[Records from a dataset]
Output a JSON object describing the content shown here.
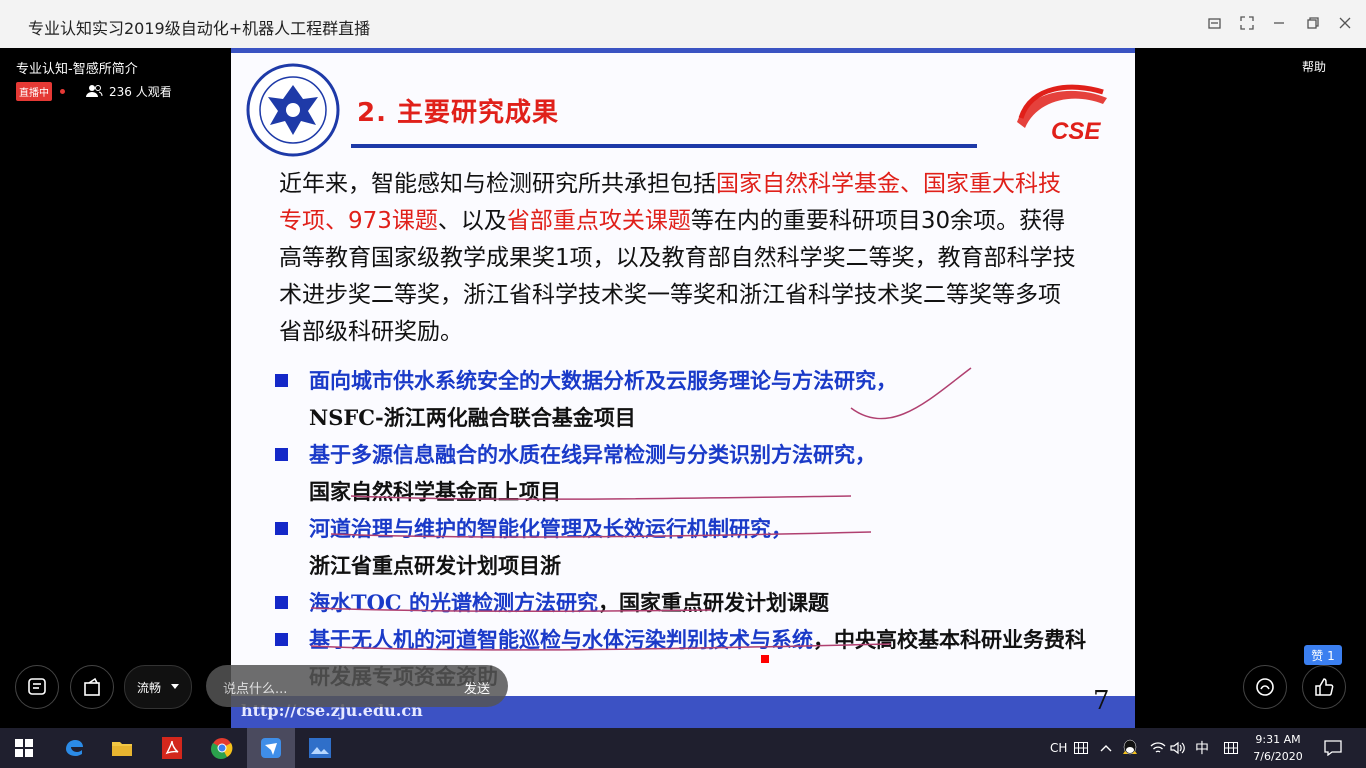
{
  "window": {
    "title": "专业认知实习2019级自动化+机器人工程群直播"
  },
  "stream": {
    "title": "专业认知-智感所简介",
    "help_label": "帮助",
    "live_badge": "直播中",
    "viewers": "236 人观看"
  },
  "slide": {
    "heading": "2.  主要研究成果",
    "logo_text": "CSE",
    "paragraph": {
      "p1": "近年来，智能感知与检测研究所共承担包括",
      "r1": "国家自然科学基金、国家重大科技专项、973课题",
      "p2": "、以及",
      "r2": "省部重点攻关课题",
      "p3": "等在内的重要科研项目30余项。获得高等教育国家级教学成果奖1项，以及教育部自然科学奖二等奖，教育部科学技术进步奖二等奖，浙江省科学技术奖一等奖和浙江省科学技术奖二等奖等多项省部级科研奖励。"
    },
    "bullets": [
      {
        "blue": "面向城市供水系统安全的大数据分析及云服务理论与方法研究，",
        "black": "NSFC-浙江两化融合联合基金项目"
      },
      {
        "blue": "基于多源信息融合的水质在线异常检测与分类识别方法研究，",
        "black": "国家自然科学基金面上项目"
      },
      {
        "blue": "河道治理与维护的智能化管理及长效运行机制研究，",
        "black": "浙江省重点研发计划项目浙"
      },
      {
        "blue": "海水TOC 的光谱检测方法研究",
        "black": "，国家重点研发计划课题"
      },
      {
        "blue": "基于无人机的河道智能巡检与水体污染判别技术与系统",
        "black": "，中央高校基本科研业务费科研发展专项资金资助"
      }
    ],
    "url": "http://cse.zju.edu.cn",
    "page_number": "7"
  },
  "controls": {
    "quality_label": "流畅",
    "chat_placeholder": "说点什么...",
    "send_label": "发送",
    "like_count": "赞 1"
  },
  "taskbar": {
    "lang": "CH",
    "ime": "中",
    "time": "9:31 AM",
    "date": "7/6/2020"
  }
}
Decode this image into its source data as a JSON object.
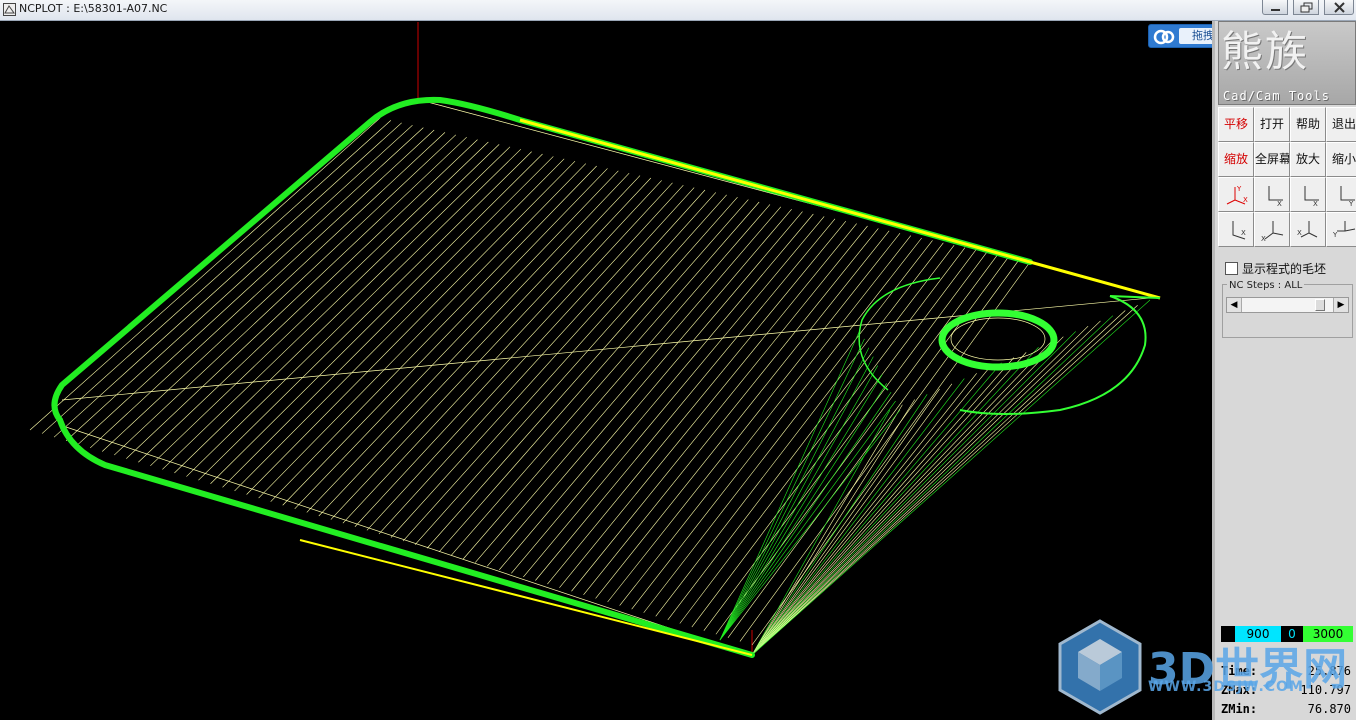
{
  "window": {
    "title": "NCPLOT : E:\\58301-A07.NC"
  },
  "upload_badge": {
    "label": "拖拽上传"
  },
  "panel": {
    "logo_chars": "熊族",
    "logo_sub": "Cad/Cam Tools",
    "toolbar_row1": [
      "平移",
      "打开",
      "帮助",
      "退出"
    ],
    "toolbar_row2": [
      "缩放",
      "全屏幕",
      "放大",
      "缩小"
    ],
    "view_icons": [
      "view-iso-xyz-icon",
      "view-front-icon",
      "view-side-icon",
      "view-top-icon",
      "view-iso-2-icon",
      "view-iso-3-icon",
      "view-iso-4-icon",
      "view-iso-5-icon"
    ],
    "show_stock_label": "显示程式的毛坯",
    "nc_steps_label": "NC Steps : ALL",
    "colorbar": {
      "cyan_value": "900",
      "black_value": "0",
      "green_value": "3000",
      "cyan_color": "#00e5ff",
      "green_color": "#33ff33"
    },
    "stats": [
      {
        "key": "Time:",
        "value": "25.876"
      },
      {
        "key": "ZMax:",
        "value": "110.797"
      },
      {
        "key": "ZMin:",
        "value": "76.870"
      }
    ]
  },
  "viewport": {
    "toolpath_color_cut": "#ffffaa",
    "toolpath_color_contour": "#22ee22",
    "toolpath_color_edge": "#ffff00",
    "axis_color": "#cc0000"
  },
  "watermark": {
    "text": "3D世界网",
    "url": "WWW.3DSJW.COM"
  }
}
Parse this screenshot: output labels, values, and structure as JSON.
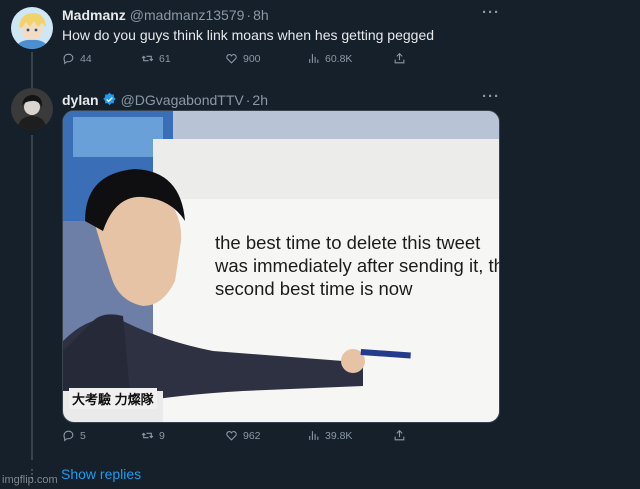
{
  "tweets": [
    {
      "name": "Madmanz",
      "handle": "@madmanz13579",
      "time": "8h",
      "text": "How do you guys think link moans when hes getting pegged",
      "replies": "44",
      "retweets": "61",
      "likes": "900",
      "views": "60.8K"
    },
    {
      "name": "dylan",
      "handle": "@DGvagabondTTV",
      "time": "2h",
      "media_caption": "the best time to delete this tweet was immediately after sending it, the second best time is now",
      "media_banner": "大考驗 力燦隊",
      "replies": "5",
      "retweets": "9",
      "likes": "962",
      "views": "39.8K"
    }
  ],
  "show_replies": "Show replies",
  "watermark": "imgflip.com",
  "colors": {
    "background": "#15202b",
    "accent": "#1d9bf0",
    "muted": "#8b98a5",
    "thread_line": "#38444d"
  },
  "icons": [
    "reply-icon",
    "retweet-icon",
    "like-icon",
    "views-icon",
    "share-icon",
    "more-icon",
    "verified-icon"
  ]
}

Exercise aim:
Out of the records, collect only those lines that contain the string "this".

Full answer:
Decode this image into its source data as a JSON object.
Parse this screenshot: output labels, values, and structure as JSON.
      "media_caption": "the best time to delete this tweet was immediately after sending it, the second best time is now",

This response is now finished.